**SOURCE DOCUMENT**
------------------------
The national councils had already begun acting more or less as provisional governments of independent countries. During the Italian battles, the political leaders of Czechs, Slovaks and Southern Slavs declared their independence. With defeat in the war imminent after the Bulgarian Armistice which left the south of the Empire wide open to the advance of the Entente Army of the Orient and the subsequent Italian victory in the Battle of Vittorio Veneto beginning on 24 October, Czech politicians peacefully took over command in Prague on 28 October (later declared the birthday of Czechoslovakia) and followed up in other major cities in the next few days. On 30 October, the Slovaks followed in Martin. On 29 October, the Slavs in both portions of what remained of Austria–Hungary proclaimed the State of Slovenes, Croats and Serbs. They also declared that their ultimate intention was to unite with Serbia and Montenegro in a large South Slav state. On the same day, the Czechs and Slovaks formally proclaimed the establishment of Czechoslovakia as an independent state.

===Dissolution===
Alexander Watson argues that, "The Habsburg regime's doom was sealed when Wilson's response to the note, sent two and a half weeks earlier [by the foreign minister Baron István Burián von Rajecz on 14 October 1918], arrived on 20 October." Wilson rejected the continuation of the dual monarchy as a negotiable possibility.

On 17 October 1918, the Hungarian Parliament voted to terminate the real union with Austria that formed the basis for the dual monarchy. The most prominent opponent of continued union with Austria, the pro-Entente pacifist Count Mihály Károlyi, seized power in the Aster Revolution on 31 October. Karl I was all but forced to appoint Károlyi as his Hungarian prime minister. One of Károlyi's first acts was to repudiate the compromise agreement on 31 October, thus officially dissolving the Austro-Hungarian monarchy and state.
------------------------
**INFORMATION PROVIDED**
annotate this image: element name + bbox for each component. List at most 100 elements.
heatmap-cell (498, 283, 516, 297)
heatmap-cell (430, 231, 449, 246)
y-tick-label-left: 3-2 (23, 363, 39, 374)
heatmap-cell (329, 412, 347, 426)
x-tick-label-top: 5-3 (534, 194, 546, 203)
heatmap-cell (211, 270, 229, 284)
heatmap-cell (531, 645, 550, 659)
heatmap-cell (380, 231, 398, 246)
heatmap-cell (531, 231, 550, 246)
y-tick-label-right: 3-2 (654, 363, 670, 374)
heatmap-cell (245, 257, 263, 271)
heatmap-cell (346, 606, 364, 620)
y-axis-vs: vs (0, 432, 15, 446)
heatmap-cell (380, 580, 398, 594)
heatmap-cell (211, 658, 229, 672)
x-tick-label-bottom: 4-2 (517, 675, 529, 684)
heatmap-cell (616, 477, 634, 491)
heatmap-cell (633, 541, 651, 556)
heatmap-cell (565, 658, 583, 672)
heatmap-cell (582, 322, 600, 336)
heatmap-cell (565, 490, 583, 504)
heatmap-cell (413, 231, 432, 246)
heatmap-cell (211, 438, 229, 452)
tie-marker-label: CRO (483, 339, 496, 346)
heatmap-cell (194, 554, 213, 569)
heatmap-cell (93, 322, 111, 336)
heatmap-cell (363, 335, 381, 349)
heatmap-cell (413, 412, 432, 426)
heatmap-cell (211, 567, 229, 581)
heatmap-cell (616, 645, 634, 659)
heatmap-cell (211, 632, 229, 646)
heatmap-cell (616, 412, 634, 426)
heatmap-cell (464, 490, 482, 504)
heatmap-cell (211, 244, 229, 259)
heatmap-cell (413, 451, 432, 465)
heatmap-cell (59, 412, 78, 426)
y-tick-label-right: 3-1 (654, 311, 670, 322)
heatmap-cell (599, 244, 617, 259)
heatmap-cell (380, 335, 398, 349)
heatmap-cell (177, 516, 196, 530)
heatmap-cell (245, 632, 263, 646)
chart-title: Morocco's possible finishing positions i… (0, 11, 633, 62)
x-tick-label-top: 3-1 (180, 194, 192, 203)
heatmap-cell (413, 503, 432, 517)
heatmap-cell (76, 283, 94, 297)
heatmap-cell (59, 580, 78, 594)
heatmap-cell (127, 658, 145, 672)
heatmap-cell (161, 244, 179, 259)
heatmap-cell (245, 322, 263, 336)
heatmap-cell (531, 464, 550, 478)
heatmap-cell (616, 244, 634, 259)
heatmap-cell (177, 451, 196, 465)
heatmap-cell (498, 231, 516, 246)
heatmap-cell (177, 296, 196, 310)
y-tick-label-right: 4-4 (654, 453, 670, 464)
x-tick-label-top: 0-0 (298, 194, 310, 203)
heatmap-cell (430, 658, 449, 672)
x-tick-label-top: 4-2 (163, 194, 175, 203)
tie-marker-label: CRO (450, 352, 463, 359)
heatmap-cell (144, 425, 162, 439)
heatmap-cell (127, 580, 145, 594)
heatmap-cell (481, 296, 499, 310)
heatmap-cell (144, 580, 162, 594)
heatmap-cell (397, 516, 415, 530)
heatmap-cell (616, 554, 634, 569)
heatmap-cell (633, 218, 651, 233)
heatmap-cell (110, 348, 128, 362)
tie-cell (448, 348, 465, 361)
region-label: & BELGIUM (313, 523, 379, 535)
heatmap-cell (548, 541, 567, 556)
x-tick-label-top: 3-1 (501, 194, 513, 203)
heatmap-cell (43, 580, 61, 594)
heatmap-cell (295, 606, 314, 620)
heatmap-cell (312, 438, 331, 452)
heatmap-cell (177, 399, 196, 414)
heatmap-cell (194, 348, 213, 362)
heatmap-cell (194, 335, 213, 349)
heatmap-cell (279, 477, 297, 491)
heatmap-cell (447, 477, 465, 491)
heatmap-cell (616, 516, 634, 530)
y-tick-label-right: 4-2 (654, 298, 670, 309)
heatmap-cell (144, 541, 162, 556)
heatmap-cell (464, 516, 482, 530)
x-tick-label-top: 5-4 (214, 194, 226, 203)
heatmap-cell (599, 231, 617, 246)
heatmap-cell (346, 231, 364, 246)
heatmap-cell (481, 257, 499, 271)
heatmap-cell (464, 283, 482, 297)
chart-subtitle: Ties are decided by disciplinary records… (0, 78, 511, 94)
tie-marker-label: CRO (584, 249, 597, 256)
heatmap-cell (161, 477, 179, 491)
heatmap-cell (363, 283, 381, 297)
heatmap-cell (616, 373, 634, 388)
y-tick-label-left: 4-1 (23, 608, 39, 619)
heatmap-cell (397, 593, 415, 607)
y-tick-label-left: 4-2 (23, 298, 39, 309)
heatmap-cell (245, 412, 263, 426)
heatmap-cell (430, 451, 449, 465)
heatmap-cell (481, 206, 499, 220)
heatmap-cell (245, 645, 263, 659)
------------------------
**EXERCISE REQUIREMENTS**
**A)** Output everything in the Austria-Hungary text from "On 17 October" down to "monarchy and state.", copied word for word.
**B)** Render this sentence from the Austria-Hungary text in Spanish: "Karl I was all but forced to appoint Károlyi as his Hungarian prime minister."

**ANSWERS BELOW**
**A)**
On 17 October 1918, the Hungarian Parliament voted to terminate the real union with Austria that formed the basis for the dual monarchy. The most prominent opponent of continued union with Austria, the pro-Entente pacifist Count Mihály Károlyi, seized power in the Aster Revolution on 31 October. Karl I was all but forced to appoint Károlyi as his Hungarian prime minister. One of Károlyi's first acts was to repudiate the compromise agreement on 31 October, thus officially dissolving the Austro-Hungarian monarchy and state.

**B)** Carlos I se vio prácticamente obligado a nombrar a Károlyi como su primer ministro húngaro.